>>>>>

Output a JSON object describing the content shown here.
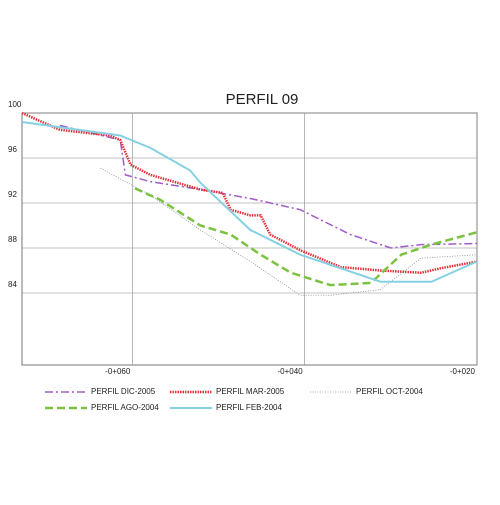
{
  "chart_data": {
    "type": "line",
    "title": "PERFIL 09",
    "xlim": [
      -72.8,
      -20
    ],
    "ylim": [
      77.6,
      100
    ],
    "xticks": [
      {
        "value": -60,
        "label": "-0+060"
      },
      {
        "value": -40,
        "label": "-0+040"
      },
      {
        "value": -20,
        "label": "-0+020"
      }
    ],
    "yticks": [
      84,
      88,
      92,
      96,
      100
    ],
    "grid": true,
    "legend": "bottom",
    "series": [
      {
        "name": "PERFIL DIC-2005",
        "color": "#a05cc8",
        "style": "dashdot",
        "x": [
          -68.4,
          -61.4,
          -60.8,
          -57.9,
          -52.1,
          -46.3,
          -40.5,
          -34.7,
          -30.0,
          -26.5,
          -20
        ],
        "values": [
          98.9,
          97.6,
          94.5,
          93.9,
          93.2,
          92.4,
          91.4,
          89.2,
          88.0,
          88.3,
          88.4
        ]
      },
      {
        "name": "PERFIL MAR-2005",
        "color": "#e8303a",
        "style": "dotted-thick",
        "x": [
          -72.8,
          -68.4,
          -62.6,
          -61.4,
          -60.2,
          -57.9,
          -52.1,
          -49.5,
          -48.6,
          -46.3,
          -45.1,
          -44.0,
          -40.5,
          -35.8,
          -31.2,
          -26.5,
          -24.2,
          -20
        ],
        "values": [
          100,
          98.5,
          98.0,
          97.6,
          95.4,
          94.5,
          93.2,
          92.9,
          91.4,
          90.9,
          90.9,
          89.2,
          87.8,
          86.3,
          86.0,
          85.8,
          86.2,
          86.8
        ]
      },
      {
        "name": "PERFIL OCT-2004",
        "color": "#8a8a9a",
        "style": "dotted",
        "x": [
          -63.7,
          -57.9,
          -52.1,
          -46.3,
          -40.5,
          -37.0,
          -31.2,
          -26.5,
          -20
        ],
        "values": [
          95.1,
          92.7,
          89.6,
          86.8,
          83.8,
          83.8,
          84.3,
          87.1,
          87.4
        ]
      },
      {
        "name": "PERFIL AGO-2004",
        "color": "#7cc242",
        "style": "dashed",
        "x": [
          -59.7,
          -56.8,
          -52.1,
          -48.6,
          -45.1,
          -41.6,
          -37.0,
          -32.3,
          -28.8,
          -25.3,
          -20
        ],
        "values": [
          93.3,
          92.3,
          90.0,
          89.2,
          87.4,
          85.8,
          84.7,
          84.9,
          87.4,
          88.3,
          89.4
        ]
      },
      {
        "name": "PERFIL FEB-2004",
        "color": "#86d0e4",
        "style": "solid",
        "x": [
          -72.8,
          -61.4,
          -57.9,
          -53.3,
          -52.1,
          -46.3,
          -40.5,
          -31.2,
          -25.3,
          -20
        ],
        "values": [
          99.2,
          98.0,
          96.9,
          94.9,
          93.8,
          89.6,
          87.4,
          85.0,
          85.0,
          86.8
        ]
      }
    ]
  }
}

<<<<<

## [What needs to be done]
Leave every image out, and retype the material exactly.

## [The reply]
Output a JSON object describing the content shown here.
{
  "chart_data": {
    "type": "line",
    "title": "PERFIL 09",
    "xlim": [
      -72.8,
      -20
    ],
    "ylim": [
      77.6,
      100
    ],
    "xticks": [
      {
        "value": -60,
        "label": "-0+060"
      },
      {
        "value": -40,
        "label": "-0+040"
      },
      {
        "value": -20,
        "label": "-0+020"
      }
    ],
    "yticks": [
      84,
      88,
      92,
      96,
      100
    ],
    "grid": true,
    "legend": "bottom",
    "series": [
      {
        "name": "PERFIL DIC-2005",
        "color": "#a05cc8",
        "style": "dashdot",
        "x": [
          -68.4,
          -61.4,
          -60.8,
          -57.9,
          -52.1,
          -46.3,
          -40.5,
          -34.7,
          -30.0,
          -26.5,
          -20
        ],
        "values": [
          98.9,
          97.6,
          94.5,
          93.9,
          93.2,
          92.4,
          91.4,
          89.2,
          88.0,
          88.3,
          88.4
        ]
      },
      {
        "name": "PERFIL MAR-2005",
        "color": "#e8303a",
        "style": "dotted-thick",
        "x": [
          -72.8,
          -68.4,
          -62.6,
          -61.4,
          -60.2,
          -57.9,
          -52.1,
          -49.5,
          -48.6,
          -46.3,
          -45.1,
          -44.0,
          -40.5,
          -35.8,
          -31.2,
          -26.5,
          -24.2,
          -20
        ],
        "values": [
          100,
          98.5,
          98.0,
          97.6,
          95.4,
          94.5,
          93.2,
          92.9,
          91.4,
          90.9,
          90.9,
          89.2,
          87.8,
          86.3,
          86.0,
          85.8,
          86.2,
          86.8
        ]
      },
      {
        "name": "PERFIL OCT-2004",
        "color": "#8a8a9a",
        "style": "dotted",
        "x": [
          -63.7,
          -57.9,
          -52.1,
          -46.3,
          -40.5,
          -37.0,
          -31.2,
          -26.5,
          -20
        ],
        "values": [
          95.1,
          92.7,
          89.6,
          86.8,
          83.8,
          83.8,
          84.3,
          87.1,
          87.4
        ]
      },
      {
        "name": "PERFIL AGO-2004",
        "color": "#7cc242",
        "style": "dashed",
        "x": [
          -59.7,
          -56.8,
          -52.1,
          -48.6,
          -45.1,
          -41.6,
          -37.0,
          -32.3,
          -28.8,
          -25.3,
          -20
        ],
        "values": [
          93.3,
          92.3,
          90.0,
          89.2,
          87.4,
          85.8,
          84.7,
          84.9,
          87.4,
          88.3,
          89.4
        ]
      },
      {
        "name": "PERFIL FEB-2004",
        "color": "#86d0e4",
        "style": "solid",
        "x": [
          -72.8,
          -61.4,
          -57.9,
          -53.3,
          -52.1,
          -46.3,
          -40.5,
          -31.2,
          -25.3,
          -20
        ],
        "values": [
          99.2,
          98.0,
          96.9,
          94.9,
          93.8,
          89.6,
          87.4,
          85.0,
          85.0,
          86.8
        ]
      }
    ]
  }
}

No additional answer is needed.